:: Passage shown ::

The story goes that we are free to choose our own path through life, without undue influence or restriction.
Success or failure is largely determined by our own hand and our own decisions.
Society collectively determines what is acceptable. These preferences are enshrined into laws by officials elected to represent our collective interests. They are policed by authorities they empower to enforce them.
The general guiding principle is we are free to make as many bad choices as we like, providing our actions don’t adversely impact or injure others as a result.
We demonstrably exercise these freedoms every day: reality television, social media, gambling, alcoholism, smoking, obesity, intolerance, discrimination, student debt, working unsatisfying jobs, enduring long commutes, payday loans, large mortgages, underfunded pensions, and supporting football teams that regularly disappoint to list just a few.
Freedom to choose
But here is the thing.
As George RR Martin’s character Ned Stark so eloquently put it:
“everything before the word ‘but‘ is horse shit”
Our everyday execution of those freedoms is constantly subject to influence and manipulation.
Endless, often conflicting, combinations of the carrot and the stick seek to incentivise or discourage our behaviours.
We are free to choose for ourselves, but it is our nature to follow the path of least resistance. At times we are unwittingly puppets on a string, dancing to the tune of puppet masters.
- The media.
- Family and friends.
- Politicians and community leaders.
- Our own inner saboteur: self-doubt and lack of confidence.

:::

▸ **Goals**:
• 1. According to the essay on freedom to choose, what is the general guiding principle about making bad choices?
• 2. Write the next part of the essay on freedom to choose, starting right after its final line.
The entries that come after this point are not needed for anything here.

:: Record set ::

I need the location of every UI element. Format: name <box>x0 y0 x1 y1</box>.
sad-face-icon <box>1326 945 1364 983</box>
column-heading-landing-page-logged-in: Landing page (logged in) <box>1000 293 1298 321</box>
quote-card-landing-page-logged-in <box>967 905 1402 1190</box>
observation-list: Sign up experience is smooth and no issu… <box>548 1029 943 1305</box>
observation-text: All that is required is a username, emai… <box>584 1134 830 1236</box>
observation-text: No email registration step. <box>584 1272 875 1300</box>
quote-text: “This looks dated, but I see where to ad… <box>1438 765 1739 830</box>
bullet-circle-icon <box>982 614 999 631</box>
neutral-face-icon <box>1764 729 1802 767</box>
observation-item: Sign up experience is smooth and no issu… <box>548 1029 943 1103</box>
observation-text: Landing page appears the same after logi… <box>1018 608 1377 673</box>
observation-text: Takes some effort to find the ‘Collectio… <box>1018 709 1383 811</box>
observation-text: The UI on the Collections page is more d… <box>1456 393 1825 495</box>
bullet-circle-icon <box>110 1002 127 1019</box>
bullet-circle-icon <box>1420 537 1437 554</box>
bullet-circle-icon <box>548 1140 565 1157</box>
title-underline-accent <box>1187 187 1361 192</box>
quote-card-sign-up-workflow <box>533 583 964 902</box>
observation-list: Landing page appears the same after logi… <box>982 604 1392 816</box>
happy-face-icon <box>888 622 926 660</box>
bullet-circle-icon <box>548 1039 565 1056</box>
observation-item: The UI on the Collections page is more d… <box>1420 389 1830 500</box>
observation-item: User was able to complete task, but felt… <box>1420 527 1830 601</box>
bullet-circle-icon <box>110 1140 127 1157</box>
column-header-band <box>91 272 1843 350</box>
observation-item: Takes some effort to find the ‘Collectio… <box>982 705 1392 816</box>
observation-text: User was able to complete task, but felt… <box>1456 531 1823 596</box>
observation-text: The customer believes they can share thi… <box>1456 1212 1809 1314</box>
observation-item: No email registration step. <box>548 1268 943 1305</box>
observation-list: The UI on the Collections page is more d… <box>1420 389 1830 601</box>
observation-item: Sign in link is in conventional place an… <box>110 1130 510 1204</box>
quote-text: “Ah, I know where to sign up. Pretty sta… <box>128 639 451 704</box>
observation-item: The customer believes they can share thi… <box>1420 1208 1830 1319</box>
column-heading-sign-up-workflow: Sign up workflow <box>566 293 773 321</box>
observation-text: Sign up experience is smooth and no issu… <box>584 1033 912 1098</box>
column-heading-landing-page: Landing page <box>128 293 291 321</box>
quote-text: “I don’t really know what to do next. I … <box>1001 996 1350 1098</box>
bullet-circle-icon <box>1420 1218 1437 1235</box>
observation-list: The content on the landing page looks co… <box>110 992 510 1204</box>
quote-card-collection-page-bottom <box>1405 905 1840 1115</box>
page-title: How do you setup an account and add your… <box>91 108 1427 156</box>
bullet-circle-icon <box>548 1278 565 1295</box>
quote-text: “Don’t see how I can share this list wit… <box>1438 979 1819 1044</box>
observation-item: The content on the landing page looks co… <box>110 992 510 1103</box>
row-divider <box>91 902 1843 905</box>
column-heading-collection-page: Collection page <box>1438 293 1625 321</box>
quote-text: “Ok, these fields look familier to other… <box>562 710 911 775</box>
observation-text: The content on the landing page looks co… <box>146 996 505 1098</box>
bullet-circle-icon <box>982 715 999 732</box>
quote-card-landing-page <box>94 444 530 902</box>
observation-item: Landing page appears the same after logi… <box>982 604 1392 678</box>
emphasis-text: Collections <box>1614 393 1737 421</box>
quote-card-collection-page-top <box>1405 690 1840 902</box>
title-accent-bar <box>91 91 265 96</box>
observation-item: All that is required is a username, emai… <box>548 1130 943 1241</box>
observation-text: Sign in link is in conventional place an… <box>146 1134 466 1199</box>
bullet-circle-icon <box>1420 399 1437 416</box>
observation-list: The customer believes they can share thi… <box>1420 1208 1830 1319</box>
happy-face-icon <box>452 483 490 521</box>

:::

▸ **Set of answers**:
• 1. We are free to make as many bad choices as we like, provided our actions don't adversely impact or injure others.

• 2.
How many of our decisions are objectively made based solely on our own beliefs and preferences?
How many decisions are at least partially made due to externally applied influence or coercion?
gifts: generosity or duty?
Consider the expectation and obligations associated with gift giving.
My lady wife is a habitual card giver.
She invests vast amounts of time finding the perfect greeting card. Writing a thoughtful message. Usually hand delivering it to the recipient.
Christmas, birthdays, anniversaries, graduations, starting jobs, leaving jobs… whatever the milestone there will be a card. Often accompanied by an equally thoughtful gift.
She also gets mortally offended when people don’t reciprocate. Or when they phone it in with a supermarket greeting card or a gift voucher.
She gets offended often.
By contrast, my brother doesn’t do cards.
He rarely acknowledges milestones.
Any gift given is the grudging result of a careful evaluation of cost versus fallout from not giving one.
He is rarely offended!
Personally I fall somewhere in the middle of this spectrum.
I rarely do cards, yet happily acknowledge the major life milestones of people I care about.
My preference is to enjoy a nice meal or a drink with someone. I prefer not to give gifts that will add to the clutter of their home, or undermine their diet/exercise goals.
If I’m brutally honest, many of the gifts I give are out of duty or obligation rather than selfless benevolence.
I lack the courage of my brother’s convictions, preferring to avoid the conflict rather than simply ignoring it.
That said, I regularly feature prominently on my lady wife’s “shit list”!
Correlation or causation? You be the judge.
Now let’s move on to one of the biggest decisions a person can make: bringing another life into the world.
Television courtroom dramas teach us that to have done the deed, a protagonist must have had means, motive, and opportunity.
We have the means. Almost all of us are born with the requisite equipment necessary to make a baby.
A somewhat bigger hurdle is the opportunity. Finding somebody who likes us enough to let us make use of that equipment can prove challenging.
The final element of the trilogy is the motive. How much is having kids worth to you?
My old cricket coach used to say “smart people reproduce, idiots breed”. He was usually referring to the four best players in the team, who were brothers yet didn’t own a complete set of kit between them.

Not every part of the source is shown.